#### [RAW DATA]
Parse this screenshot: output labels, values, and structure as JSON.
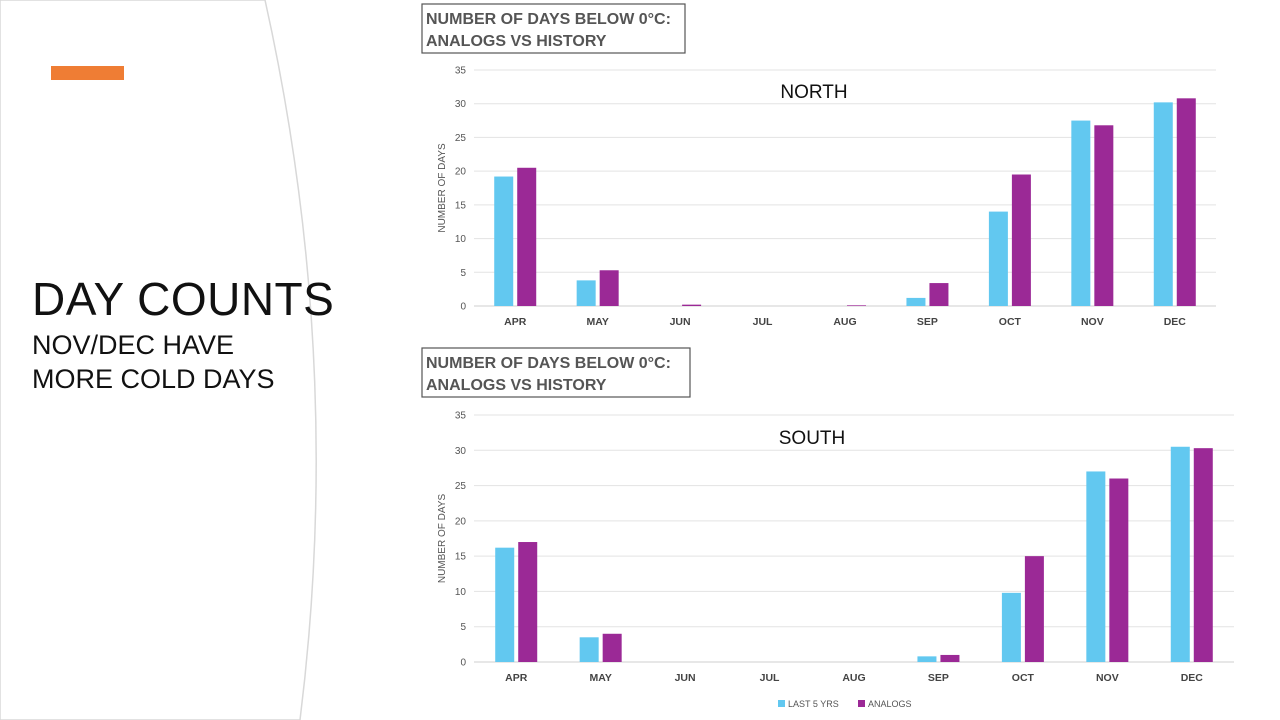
{
  "slide": {
    "title": "DAY COUNTS",
    "subtitle_line1": "NOV/DEC HAVE",
    "subtitle_line2": "MORE COLD DAYS"
  },
  "colors": {
    "accent": "#ef7d34",
    "series_last5": "#62c8f0",
    "series_analogs": "#9b2996",
    "grid": "#e3e3e3",
    "text": "#555555"
  },
  "chart_data": [
    {
      "type": "bar",
      "title_line1": "NUMBER OF DAYS BELOW 0°C:",
      "title_line2": "ANALOGS VS HISTORY",
      "inner_label": "NORTH",
      "categories": [
        "APR",
        "MAY",
        "JUN",
        "JUL",
        "AUG",
        "SEP",
        "OCT",
        "NOV",
        "DEC"
      ],
      "series": [
        {
          "name": "LAST 5 YRS",
          "values": [
            19.2,
            3.8,
            0,
            0,
            0,
            1.2,
            14,
            27.5,
            30.2
          ]
        },
        {
          "name": "ANALOGS",
          "values": [
            20.5,
            5.3,
            0.2,
            0,
            0.1,
            3.4,
            19.5,
            26.8,
            30.8
          ]
        }
      ],
      "ylabel": "NUMBER OF DAYS",
      "yticks": [
        0,
        5,
        10,
        15,
        20,
        25,
        30,
        35
      ],
      "ylim": [
        0,
        35
      ],
      "grid": true
    },
    {
      "type": "bar",
      "title_line1": "NUMBER OF DAYS BELOW 0°C:",
      "title_line2": "ANALOGS VS HISTORY",
      "inner_label": "SOUTH",
      "categories": [
        "APR",
        "MAY",
        "JUN",
        "JUL",
        "AUG",
        "SEP",
        "OCT",
        "NOV",
        "DEC"
      ],
      "series": [
        {
          "name": "LAST 5 YRS",
          "values": [
            16.2,
            3.5,
            0,
            0,
            0,
            0.8,
            9.8,
            27,
            30.5
          ]
        },
        {
          "name": "ANALOGS",
          "values": [
            17,
            4,
            0,
            0,
            0,
            1,
            15,
            26,
            30.3
          ]
        }
      ],
      "ylabel": "NUMBER OF DAYS",
      "yticks": [
        0,
        5,
        10,
        15,
        20,
        25,
        30,
        35
      ],
      "ylim": [
        0,
        35
      ],
      "grid": true,
      "legend": [
        "LAST 5 YRS",
        "ANALOGS"
      ],
      "legend_position": "bottom-center"
    }
  ]
}
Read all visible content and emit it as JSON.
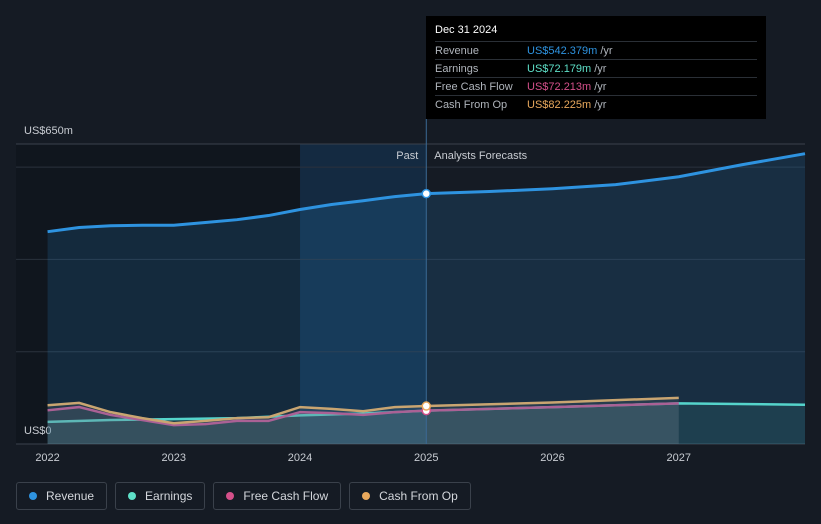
{
  "chart_data": {
    "type": "line",
    "xlim": [
      2021.75,
      2028
    ],
    "xticks": [
      2022,
      2023,
      2024,
      2025,
      2026,
      2027
    ],
    "ylim": [
      0,
      650
    ],
    "yticks": [
      {
        "value": 0,
        "label": "US$0"
      },
      {
        "value": 650,
        "label": "US$650m"
      }
    ],
    "ygrid": [
      200,
      400,
      600
    ],
    "forecast_start": 2025,
    "highlight_range": [
      2024,
      2025
    ],
    "past_label": "Past",
    "forecast_label": "Analysts Forecasts",
    "series": [
      {
        "name": "Revenue",
        "color": "#2e93e0",
        "x": [
          2022,
          2022.25,
          2022.5,
          2022.75,
          2023,
          2023.25,
          2023.5,
          2023.75,
          2024,
          2024.25,
          2024.5,
          2024.75,
          2025,
          2025.5,
          2026,
          2026.5,
          2027,
          2027.5,
          2028
        ],
        "values": [
          460,
          469,
          473,
          474,
          474,
          480,
          486,
          495,
          508,
          519,
          527,
          536,
          542.379,
          547,
          553,
          562,
          579,
          605,
          629
        ]
      },
      {
        "name": "Earnings",
        "color": "#5ee0c8",
        "x": [
          2022,
          2022.5,
          2023,
          2023.5,
          2024,
          2024.5,
          2025,
          2026,
          2027,
          2028
        ],
        "values": [
          48,
          52,
          54,
          56,
          62,
          66,
          72.179,
          80,
          88,
          85
        ]
      },
      {
        "name": "Free Cash Flow",
        "color": "#d4508a",
        "x": [
          2022,
          2022.25,
          2022.5,
          2022.75,
          2023,
          2023.25,
          2023.5,
          2023.75,
          2024,
          2024.25,
          2024.5,
          2024.75,
          2025,
          2026,
          2027
        ],
        "values": [
          73,
          80,
          63,
          52,
          41,
          43,
          50,
          50,
          69,
          67,
          63,
          69,
          72.213,
          80,
          88
        ]
      },
      {
        "name": "Cash From Op",
        "color": "#e8a85c",
        "x": [
          2022,
          2022.25,
          2022.5,
          2022.75,
          2023,
          2023.25,
          2023.5,
          2023.75,
          2024,
          2024.25,
          2024.5,
          2024.75,
          2025,
          2026,
          2027
        ],
        "values": [
          84,
          89,
          69,
          56,
          45,
          50,
          56,
          58,
          80,
          76,
          71,
          80,
          82.225,
          90,
          100
        ]
      }
    ],
    "tooltip": {
      "date": "Dec 31 2024",
      "rows": [
        {
          "label": "Revenue",
          "value": "US$542.379m",
          "unit": "/yr"
        },
        {
          "label": "Earnings",
          "value": "US$72.179m",
          "unit": "/yr"
        },
        {
          "label": "Free Cash Flow",
          "value": "US$72.213m",
          "unit": "/yr"
        },
        {
          "label": "Cash From Op",
          "value": "US$82.225m",
          "unit": "/yr"
        }
      ]
    }
  }
}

#### [EXERCISE DETAILS]
Pictures are to be left out; the records above must be repeated word for word.

#### [SOLUTION]
Parse this screenshot: output labels, values, and structure as JSON.
{
  "slide": {
    "title": "DAY COUNTS",
    "subtitle_line1": "NOV/DEC HAVE",
    "subtitle_line2": "MORE COLD DAYS"
  },
  "colors": {
    "accent": "#ef7d34",
    "series_last5": "#62c8f0",
    "series_analogs": "#9b2996",
    "grid": "#e3e3e3",
    "text": "#555555"
  },
  "chart_data": [
    {
      "type": "bar",
      "title_line1": "NUMBER OF DAYS BELOW 0°C:",
      "title_line2": "ANALOGS VS HISTORY",
      "inner_label": "NORTH",
      "categories": [
        "APR",
        "MAY",
        "JUN",
        "JUL",
        "AUG",
        "SEP",
        "OCT",
        "NOV",
        "DEC"
      ],
      "series": [
        {
          "name": "LAST 5 YRS",
          "values": [
            19.2,
            3.8,
            0,
            0,
            0,
            1.2,
            14,
            27.5,
            30.2
          ]
        },
        {
          "name": "ANALOGS",
          "values": [
            20.5,
            5.3,
            0.2,
            0,
            0.1,
            3.4,
            19.5,
            26.8,
            30.8
          ]
        }
      ],
      "ylabel": "NUMBER OF DAYS",
      "yticks": [
        0,
        5,
        10,
        15,
        20,
        25,
        30,
        35
      ],
      "ylim": [
        0,
        35
      ],
      "grid": true
    },
    {
      "type": "bar",
      "title_line1": "NUMBER OF DAYS BELOW 0°C:",
      "title_line2": "ANALOGS VS HISTORY",
      "inner_label": "SOUTH",
      "categories": [
        "APR",
        "MAY",
        "JUN",
        "JUL",
        "AUG",
        "SEP",
        "OCT",
        "NOV",
        "DEC"
      ],
      "series": [
        {
          "name": "LAST 5 YRS",
          "values": [
            16.2,
            3.5,
            0,
            0,
            0,
            0.8,
            9.8,
            27,
            30.5
          ]
        },
        {
          "name": "ANALOGS",
          "values": [
            17,
            4,
            0,
            0,
            0,
            1,
            15,
            26,
            30.3
          ]
        }
      ],
      "ylabel": "NUMBER OF DAYS",
      "yticks": [
        0,
        5,
        10,
        15,
        20,
        25,
        30,
        35
      ],
      "ylim": [
        0,
        35
      ],
      "grid": true,
      "legend": [
        "LAST 5 YRS",
        "ANALOGS"
      ],
      "legend_position": "bottom-center"
    }
  ]
}
Read all visible content and emit it as JSON.
{
  "chart_data": {
    "type": "line",
    "xlim": [
      2021.75,
      2028
    ],
    "xticks": [
      2022,
      2023,
      2024,
      2025,
      2026,
      2027
    ],
    "ylim": [
      0,
      650
    ],
    "yticks": [
      {
        "value": 0,
        "label": "US$0"
      },
      {
        "value": 650,
        "label": "US$650m"
      }
    ],
    "ygrid": [
      200,
      400,
      600
    ],
    "forecast_start": 2025,
    "highlight_range": [
      2024,
      2025
    ],
    "past_label": "Past",
    "forecast_label": "Analysts Forecasts",
    "series": [
      {
        "name": "Revenue",
        "color": "#2e93e0",
        "x": [
          2022,
          2022.25,
          2022.5,
          2022.75,
          2023,
          2023.25,
          2023.5,
          2023.75,
          2024,
          2024.25,
          2024.5,
          2024.75,
          2025,
          2025.5,
          2026,
          2026.5,
          2027,
          2027.5,
          2028
        ],
        "values": [
          460,
          469,
          473,
          474,
          474,
          480,
          486,
          495,
          508,
          519,
          527,
          536,
          542.379,
          547,
          553,
          562,
          579,
          605,
          629
        ]
      },
      {
        "name": "Earnings",
        "color": "#5ee0c8",
        "x": [
          2022,
          2022.5,
          2023,
          2023.5,
          2024,
          2024.5,
          2025,
          2026,
          2027,
          2028
        ],
        "values": [
          48,
          52,
          54,
          56,
          62,
          66,
          72.179,
          80,
          88,
          85
        ]
      },
      {
        "name": "Free Cash Flow",
        "color": "#d4508a",
        "x": [
          2022,
          2022.25,
          2022.5,
          2022.75,
          2023,
          2023.25,
          2023.5,
          2023.75,
          2024,
          2024.25,
          2024.5,
          2024.75,
          2025,
          2026,
          2027
        ],
        "values": [
          73,
          80,
          63,
          52,
          41,
          43,
          50,
          50,
          69,
          67,
          63,
          69,
          72.213,
          80,
          88
        ]
      },
      {
        "name": "Cash From Op",
        "color": "#e8a85c",
        "x": [
          2022,
          2022.25,
          2022.5,
          2022.75,
          2023,
          2023.25,
          2023.5,
          2023.75,
          2024,
          2024.25,
          2024.5,
          2024.75,
          2025,
          2026,
          2027
        ],
        "values": [
          84,
          89,
          69,
          56,
          45,
          50,
          56,
          58,
          80,
          76,
          71,
          80,
          82.225,
          90,
          100
        ]
      }
    ],
    "tooltip": {
      "date": "Dec 31 2024",
      "rows": [
        {
          "label": "Revenue",
          "value": "US$542.379m",
          "unit": "/yr"
        },
        {
          "label": "Earnings",
          "value": "US$72.179m",
          "unit": "/yr"
        },
        {
          "label": "Free Cash Flow",
          "value": "US$72.213m",
          "unit": "/yr"
        },
        {
          "label": "Cash From Op",
          "value": "US$82.225m",
          "unit": "/yr"
        }
      ]
    }
  }
}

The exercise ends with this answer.